OBJETIVO DA TAREFA - Quais instrumentos musicais são citados no trecho sobre o reggae?

TRECHO FORNECIDO -
Mas o que o reggae adicionaria a essa receita, em meados de 1968, logo depois da consistente onda do rock steady (o elo de ligação com o ska), era a fé rastafari, uma das religiões mais loucas da paróquia. Resumindo a ópera, os rastas se identificaram com a história dos judeus bíblicos e passaram a acreditar que a África era a terra prometida, Deus era Hailé Selassié (ex-imperador da Etiópia, que morreu em 1975) e o sacramento era a ganja (Cannabis indica, maconha muito mais forte do que a consumida no Brasil). E, de um jeito ou de outro, em maior ou menor grau, eles continuam acreditando em tudo isso.
Sob o efeito da erva, perseguidos pela policia e com uma aparência que em nada combinava com a imagem pretendida pela burguesia jamaicana, os rastas espalharam sua crença nos guetos de Kingston e misturaram seus tambores às guitarras, baixos e baterias da galera nos estúdios. Deu no que deu.

DADOS BRUTOS -
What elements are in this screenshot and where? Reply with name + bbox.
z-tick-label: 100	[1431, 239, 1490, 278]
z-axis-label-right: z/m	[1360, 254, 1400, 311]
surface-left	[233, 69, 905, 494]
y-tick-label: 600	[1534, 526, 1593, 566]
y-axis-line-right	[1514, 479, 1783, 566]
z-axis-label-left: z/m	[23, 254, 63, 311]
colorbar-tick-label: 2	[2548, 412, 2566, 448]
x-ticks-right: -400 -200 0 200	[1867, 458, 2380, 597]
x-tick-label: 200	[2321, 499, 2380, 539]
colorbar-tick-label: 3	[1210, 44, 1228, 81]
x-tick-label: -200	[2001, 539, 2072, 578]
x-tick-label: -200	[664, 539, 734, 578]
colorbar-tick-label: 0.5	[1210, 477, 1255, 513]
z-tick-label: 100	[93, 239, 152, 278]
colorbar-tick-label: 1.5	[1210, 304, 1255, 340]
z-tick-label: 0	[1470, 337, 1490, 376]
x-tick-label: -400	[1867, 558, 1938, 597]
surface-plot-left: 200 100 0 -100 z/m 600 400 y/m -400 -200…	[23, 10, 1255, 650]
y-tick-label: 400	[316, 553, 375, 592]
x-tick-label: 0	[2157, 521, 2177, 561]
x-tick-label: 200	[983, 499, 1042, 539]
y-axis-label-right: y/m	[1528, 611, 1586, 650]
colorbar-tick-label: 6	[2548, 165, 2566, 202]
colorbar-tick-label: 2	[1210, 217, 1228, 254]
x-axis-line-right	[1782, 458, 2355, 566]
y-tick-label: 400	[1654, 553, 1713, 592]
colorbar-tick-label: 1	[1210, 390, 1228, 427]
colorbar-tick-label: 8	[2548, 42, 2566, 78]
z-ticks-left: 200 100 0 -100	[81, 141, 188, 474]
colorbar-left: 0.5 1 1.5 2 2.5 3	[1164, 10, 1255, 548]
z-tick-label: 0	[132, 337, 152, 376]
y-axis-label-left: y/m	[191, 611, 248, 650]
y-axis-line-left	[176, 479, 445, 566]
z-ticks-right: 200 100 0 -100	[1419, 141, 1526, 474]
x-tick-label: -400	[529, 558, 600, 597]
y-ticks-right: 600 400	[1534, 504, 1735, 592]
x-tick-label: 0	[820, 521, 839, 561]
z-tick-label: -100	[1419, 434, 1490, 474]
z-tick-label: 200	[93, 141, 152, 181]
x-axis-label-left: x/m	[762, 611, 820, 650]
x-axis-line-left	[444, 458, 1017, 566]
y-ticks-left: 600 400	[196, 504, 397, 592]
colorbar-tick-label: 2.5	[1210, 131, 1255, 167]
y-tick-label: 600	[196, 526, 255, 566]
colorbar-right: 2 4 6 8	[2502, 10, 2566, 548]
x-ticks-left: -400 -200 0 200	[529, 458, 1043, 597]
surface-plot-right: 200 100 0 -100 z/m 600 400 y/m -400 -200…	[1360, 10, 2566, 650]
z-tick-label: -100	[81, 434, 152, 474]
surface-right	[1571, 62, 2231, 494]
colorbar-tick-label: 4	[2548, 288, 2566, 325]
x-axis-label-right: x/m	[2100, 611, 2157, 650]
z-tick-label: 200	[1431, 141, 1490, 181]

RESPOSTA ABAIXO - Tambores, guitarras, baixos e baterias.